# Written instruction:
Copy out every record below exactly as written, but leave out any pictures.

# Records supplied:
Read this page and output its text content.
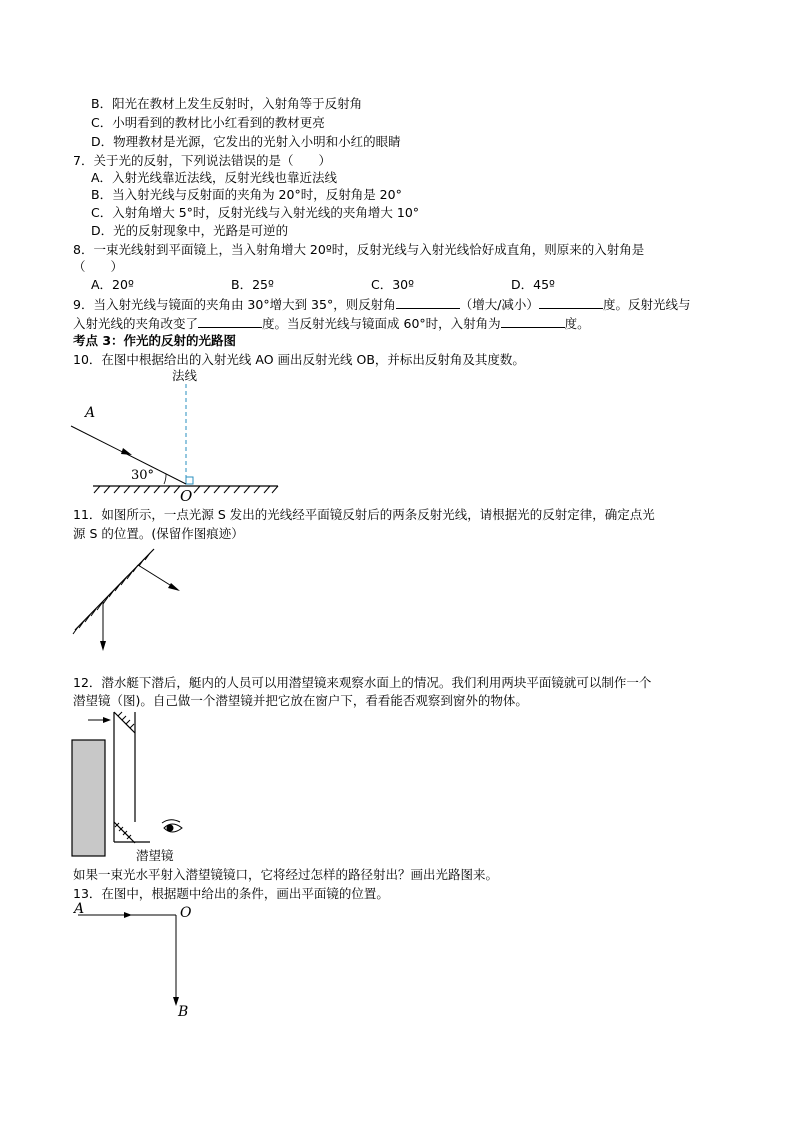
B．阳光在教材上发生反射时，入射角等于反射角
C．小明看到的教材比小红看到的教材更亮
D．物理教材是光源，它发出的光射入小明和小红的眼睛
7．关于光的反射，下列说法错误的是（　　）
A．入射光线靠近法线，反射光线也靠近法线
B．当入射光线与反射面的夹角为 20°时，反射角是 20°
C．入射角增大 5°时，反射光线与入射光线的夹角增大 10°
D．光的反射现象中，光路是可逆的
8．一束光线射到平面镜上，当入射角增大 20º时，反射光线与入射光线恰好成直角，则原来的入射角是
（　　）
A．20º	B．25º	C．30º	D．45º
9．当入射光线与镜面的夹角由 30°增大到 35°，则反射角	（增大/减小）	度。反射光线与
入射光线的夹角改变了	度。当反射光线与镜面成 60°时，入射角为	度。
考点 3：作光的反射的光路图
10．在图中根据给出的入射光线 AO 画出反射光线 OB，并标出反射角及其度数。
法线
A
30°
O
11．如图所示，一点光源 S 发出的光线经平面镜反射后的两条反射光线，请根据光的反射定律，确定点光
源 S 的位置。(保留作图痕迹）
12．潜水艇下潜后，艇内的人员可以用潜望镜来观察水面上的情况。我们利用两块平面镜就可以制作一个
潜望镜（图)。自己做一个潜望镜并把它放在窗户下，看看能否观察到窗外的物体。
潜望镜
如果一束光水平射入潜望镜镜口，它将经过怎样的路径射出？画出光路图来。
13．在图中，根据题中给出的条件，画出平面镜的位置。
A	O
B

# Result:
Read this page and output its text content.
B．阳光在教材上发生反射时，入射角等于反射角
C．小明看到的教材比小红看到的教材更亮
D．物理教材是光源，它发出的光射入小明和小红的眼睛
7．关于光的反射，下列说法错误的是（　　）
A．入射光线靠近法线，反射光线也靠近法线
B．当入射光线与反射面的夹角为 20°时，反射角是 20°
C．入射角增大 5°时，反射光线与入射光线的夹角增大 10°
D．光的反射现象中，光路是可逆的
8．一束光线射到平面镜上，当入射角增大 20º时，反射光线与入射光线恰好成直角，则原来的入射角是
（　　）
A．20º	B．25º	C．30º	D．45º
9．当入射光线与镜面的夹角由 30°增大到 35°，则反射角	（增大/减小）	度。反射光线与
入射光线的夹角改变了	度。当反射光线与镜面成 60°时，入射角为	度。
考点 3：作光的反射的光路图
10．在图中根据给出的入射光线 AO 画出反射光线 OB，并标出反射角及其度数。
法线
A
30°
O
11．如图所示，一点光源 S 发出的光线经平面镜反射后的两条反射光线，请根据光的反射定律，确定点光
源 S 的位置。(保留作图痕迹）
12．潜水艇下潜后，艇内的人员可以用潜望镜来观察水面上的情况。我们利用两块平面镜就可以制作一个
潜望镜（图)。自己做一个潜望镜并把它放在窗户下，看看能否观察到窗外的物体。
潜望镜
如果一束光水平射入潜望镜镜口，它将经过怎样的路径射出？画出光路图来。
13．在图中，根据题中给出的条件，画出平面镜的位置。
A	O
B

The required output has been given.